::: PROVIDED RECORDS
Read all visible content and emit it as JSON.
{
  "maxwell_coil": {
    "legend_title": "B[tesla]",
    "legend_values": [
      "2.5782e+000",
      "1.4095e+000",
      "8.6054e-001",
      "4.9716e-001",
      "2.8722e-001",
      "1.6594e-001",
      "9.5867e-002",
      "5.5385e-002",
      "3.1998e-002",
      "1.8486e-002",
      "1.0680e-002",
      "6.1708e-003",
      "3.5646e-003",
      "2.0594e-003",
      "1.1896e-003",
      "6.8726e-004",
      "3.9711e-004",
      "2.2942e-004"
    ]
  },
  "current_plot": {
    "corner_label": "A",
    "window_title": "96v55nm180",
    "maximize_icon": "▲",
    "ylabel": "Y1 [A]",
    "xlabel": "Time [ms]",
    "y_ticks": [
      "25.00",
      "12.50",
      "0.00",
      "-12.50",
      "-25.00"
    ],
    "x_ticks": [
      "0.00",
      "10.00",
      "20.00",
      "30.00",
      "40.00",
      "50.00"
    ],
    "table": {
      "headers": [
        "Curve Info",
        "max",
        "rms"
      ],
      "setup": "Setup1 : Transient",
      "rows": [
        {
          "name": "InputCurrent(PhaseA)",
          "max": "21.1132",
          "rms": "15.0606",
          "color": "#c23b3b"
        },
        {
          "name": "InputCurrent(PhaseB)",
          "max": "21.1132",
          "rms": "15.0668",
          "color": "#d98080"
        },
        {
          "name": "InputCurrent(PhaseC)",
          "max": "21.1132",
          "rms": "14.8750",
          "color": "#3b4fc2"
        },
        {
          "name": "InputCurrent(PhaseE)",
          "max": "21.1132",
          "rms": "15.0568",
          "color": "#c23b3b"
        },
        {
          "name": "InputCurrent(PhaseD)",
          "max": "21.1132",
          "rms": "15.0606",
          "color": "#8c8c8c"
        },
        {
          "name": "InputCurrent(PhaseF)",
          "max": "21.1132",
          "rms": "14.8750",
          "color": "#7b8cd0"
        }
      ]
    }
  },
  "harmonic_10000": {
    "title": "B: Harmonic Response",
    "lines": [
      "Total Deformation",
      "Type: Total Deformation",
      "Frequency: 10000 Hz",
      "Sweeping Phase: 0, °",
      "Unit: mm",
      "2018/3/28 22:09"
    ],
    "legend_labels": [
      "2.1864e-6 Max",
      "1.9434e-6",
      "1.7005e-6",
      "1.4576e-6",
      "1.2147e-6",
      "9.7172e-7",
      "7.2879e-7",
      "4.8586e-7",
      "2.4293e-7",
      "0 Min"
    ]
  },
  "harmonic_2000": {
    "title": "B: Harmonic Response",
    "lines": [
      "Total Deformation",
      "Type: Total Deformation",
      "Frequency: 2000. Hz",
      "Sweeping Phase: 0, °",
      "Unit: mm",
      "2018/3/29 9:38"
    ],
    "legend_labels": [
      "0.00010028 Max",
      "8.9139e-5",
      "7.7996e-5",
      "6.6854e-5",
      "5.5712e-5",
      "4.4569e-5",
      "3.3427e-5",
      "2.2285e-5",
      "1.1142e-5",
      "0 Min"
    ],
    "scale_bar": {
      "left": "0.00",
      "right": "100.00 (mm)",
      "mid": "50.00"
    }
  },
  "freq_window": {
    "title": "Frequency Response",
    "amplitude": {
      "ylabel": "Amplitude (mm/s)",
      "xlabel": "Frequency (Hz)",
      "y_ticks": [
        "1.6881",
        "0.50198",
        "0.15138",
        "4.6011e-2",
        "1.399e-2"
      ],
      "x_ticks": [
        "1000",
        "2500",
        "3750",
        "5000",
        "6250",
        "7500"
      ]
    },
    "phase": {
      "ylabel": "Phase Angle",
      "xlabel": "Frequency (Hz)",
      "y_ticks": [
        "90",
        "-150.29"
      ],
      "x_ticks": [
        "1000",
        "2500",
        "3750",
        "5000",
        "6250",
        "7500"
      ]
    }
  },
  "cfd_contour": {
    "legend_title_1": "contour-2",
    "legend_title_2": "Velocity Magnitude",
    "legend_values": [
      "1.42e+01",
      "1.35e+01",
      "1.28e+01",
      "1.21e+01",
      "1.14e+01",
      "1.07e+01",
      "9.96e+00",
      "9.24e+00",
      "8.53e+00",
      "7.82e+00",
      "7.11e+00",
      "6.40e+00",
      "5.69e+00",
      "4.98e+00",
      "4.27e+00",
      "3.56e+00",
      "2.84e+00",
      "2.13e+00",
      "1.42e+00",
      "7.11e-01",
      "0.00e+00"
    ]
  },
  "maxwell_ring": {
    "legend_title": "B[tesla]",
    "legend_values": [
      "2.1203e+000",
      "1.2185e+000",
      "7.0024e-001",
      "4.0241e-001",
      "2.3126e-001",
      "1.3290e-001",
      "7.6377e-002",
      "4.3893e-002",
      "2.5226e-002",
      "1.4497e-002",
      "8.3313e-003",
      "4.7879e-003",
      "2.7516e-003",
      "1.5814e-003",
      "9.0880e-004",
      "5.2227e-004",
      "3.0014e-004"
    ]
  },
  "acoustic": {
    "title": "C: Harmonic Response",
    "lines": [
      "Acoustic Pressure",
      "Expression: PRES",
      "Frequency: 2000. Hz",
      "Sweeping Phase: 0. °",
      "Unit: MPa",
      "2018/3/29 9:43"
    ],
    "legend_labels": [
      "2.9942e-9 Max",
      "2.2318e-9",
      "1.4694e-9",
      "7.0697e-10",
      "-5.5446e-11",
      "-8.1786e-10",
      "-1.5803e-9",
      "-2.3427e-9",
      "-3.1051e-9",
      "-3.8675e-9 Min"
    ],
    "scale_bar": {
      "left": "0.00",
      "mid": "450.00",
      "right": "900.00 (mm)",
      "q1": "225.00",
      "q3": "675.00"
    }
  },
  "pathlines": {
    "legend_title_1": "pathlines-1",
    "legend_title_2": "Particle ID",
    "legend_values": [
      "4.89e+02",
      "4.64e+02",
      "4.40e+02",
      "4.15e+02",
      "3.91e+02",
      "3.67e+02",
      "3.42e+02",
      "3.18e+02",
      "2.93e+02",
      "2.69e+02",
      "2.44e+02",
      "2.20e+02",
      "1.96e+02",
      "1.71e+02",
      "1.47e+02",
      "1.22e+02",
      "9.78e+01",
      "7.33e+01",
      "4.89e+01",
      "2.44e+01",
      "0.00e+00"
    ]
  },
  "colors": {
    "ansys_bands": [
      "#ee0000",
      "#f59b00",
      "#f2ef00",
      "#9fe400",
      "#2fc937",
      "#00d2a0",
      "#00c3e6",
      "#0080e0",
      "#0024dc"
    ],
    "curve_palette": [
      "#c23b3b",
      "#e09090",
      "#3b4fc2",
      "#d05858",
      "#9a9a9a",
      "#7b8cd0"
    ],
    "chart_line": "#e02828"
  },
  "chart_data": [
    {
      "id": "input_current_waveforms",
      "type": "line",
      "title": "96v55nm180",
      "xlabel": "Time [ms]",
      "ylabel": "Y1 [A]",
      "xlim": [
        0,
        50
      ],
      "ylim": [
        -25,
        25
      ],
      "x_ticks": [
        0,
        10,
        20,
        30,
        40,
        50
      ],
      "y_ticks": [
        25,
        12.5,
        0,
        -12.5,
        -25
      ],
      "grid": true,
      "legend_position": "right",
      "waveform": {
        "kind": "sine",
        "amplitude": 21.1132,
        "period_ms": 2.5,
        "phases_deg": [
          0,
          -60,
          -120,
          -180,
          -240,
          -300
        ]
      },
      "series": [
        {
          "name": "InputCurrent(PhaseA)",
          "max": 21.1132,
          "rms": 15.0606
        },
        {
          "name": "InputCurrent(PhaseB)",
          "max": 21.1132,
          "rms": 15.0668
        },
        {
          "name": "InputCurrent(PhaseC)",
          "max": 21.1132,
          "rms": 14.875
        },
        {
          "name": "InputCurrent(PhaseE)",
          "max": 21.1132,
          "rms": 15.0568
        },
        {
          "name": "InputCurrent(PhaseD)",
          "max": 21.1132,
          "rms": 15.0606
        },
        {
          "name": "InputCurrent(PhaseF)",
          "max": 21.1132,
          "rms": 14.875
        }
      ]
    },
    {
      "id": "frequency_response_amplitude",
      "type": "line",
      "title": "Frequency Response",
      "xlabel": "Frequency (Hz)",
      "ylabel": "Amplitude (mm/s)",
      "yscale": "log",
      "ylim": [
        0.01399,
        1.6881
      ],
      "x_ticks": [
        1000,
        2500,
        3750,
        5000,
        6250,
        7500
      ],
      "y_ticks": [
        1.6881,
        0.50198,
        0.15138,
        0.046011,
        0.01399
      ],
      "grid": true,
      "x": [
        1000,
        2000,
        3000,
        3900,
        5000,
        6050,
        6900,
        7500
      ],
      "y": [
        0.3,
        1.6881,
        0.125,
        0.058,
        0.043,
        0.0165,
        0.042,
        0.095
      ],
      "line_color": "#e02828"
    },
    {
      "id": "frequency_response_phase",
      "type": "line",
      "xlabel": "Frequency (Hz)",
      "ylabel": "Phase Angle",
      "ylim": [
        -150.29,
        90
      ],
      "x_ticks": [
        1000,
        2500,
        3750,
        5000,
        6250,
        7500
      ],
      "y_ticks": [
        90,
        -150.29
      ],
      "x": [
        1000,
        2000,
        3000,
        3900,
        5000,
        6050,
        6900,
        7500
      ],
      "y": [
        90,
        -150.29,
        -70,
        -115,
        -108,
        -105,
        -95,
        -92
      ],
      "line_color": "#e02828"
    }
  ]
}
::::::
__TASK__: From the listing above, pick out every line containing "right".

__RESPONSE TO THE EXERCISE__:
      "right": "100.00 (mm)",
      "right": "900.00 (mm)",
      "legend_position": "right",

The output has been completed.